[Job]: Can you find the lines of the listing that include "ffffff" and copy every one?

## START Records for the exercise

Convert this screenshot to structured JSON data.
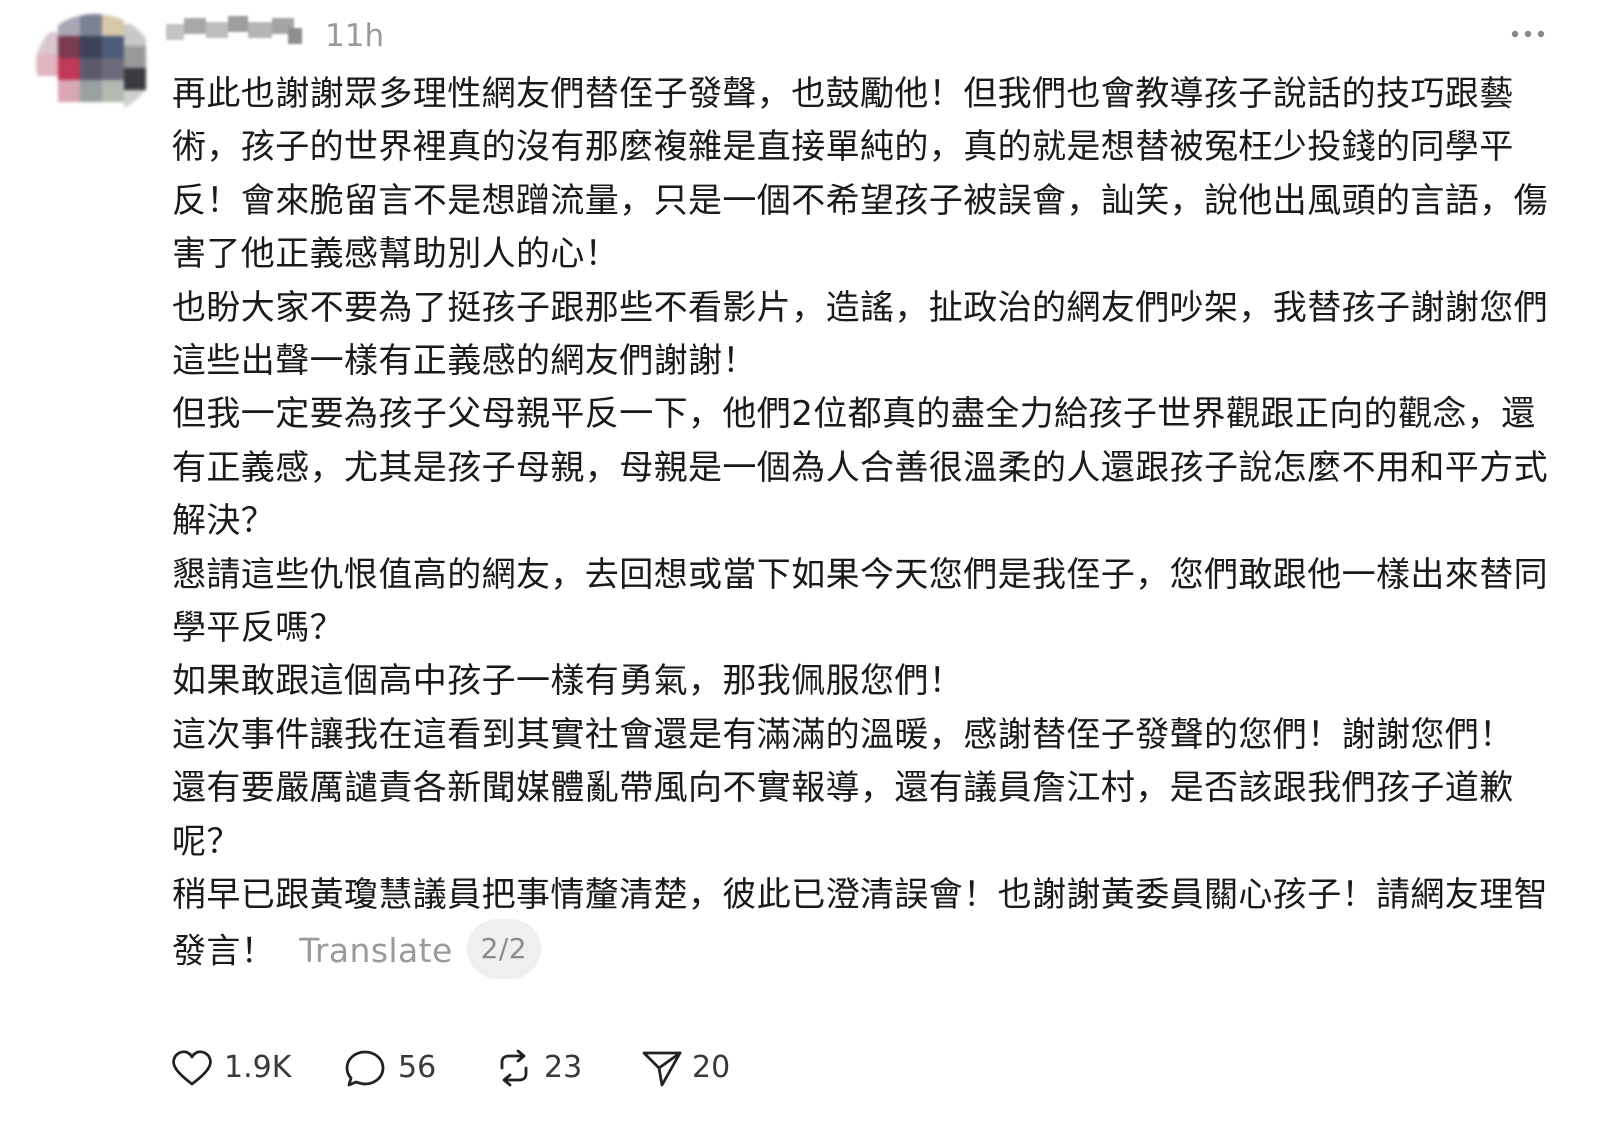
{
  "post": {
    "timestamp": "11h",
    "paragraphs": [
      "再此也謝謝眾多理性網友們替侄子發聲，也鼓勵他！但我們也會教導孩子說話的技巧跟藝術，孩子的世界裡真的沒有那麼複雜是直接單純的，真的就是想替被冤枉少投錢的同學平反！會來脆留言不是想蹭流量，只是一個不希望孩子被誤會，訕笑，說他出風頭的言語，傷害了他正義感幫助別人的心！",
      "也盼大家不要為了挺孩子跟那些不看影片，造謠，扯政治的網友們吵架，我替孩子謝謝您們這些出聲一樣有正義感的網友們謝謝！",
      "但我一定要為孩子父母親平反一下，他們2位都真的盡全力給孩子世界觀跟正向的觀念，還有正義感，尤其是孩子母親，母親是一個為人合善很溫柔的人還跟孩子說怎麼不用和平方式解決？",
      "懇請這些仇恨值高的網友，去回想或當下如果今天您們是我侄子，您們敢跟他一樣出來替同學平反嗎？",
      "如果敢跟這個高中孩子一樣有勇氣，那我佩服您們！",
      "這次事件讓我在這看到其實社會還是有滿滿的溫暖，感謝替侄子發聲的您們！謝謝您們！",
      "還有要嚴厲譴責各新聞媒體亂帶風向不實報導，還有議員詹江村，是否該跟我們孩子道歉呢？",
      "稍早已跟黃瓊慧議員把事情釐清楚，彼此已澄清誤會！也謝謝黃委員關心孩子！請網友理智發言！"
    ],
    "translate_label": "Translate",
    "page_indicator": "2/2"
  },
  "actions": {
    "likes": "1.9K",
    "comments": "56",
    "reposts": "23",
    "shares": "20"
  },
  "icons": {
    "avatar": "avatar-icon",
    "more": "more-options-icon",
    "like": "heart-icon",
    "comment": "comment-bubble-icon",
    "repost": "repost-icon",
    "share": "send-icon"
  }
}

## END Records for the exercise
## START Records for the exercise

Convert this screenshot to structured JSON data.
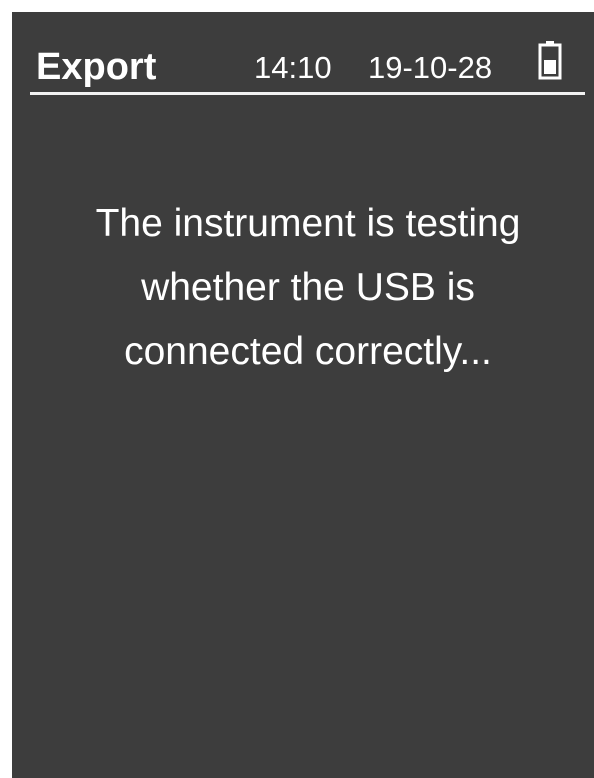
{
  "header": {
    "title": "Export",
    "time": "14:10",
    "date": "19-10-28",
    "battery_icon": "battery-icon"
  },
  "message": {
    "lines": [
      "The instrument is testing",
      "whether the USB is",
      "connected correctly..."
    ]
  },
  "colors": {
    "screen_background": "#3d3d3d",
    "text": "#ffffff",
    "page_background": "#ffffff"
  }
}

## END Records for the exercise

[Answer to the task]:
    "text": "#ffffff",
    "page_background": "#ffffff"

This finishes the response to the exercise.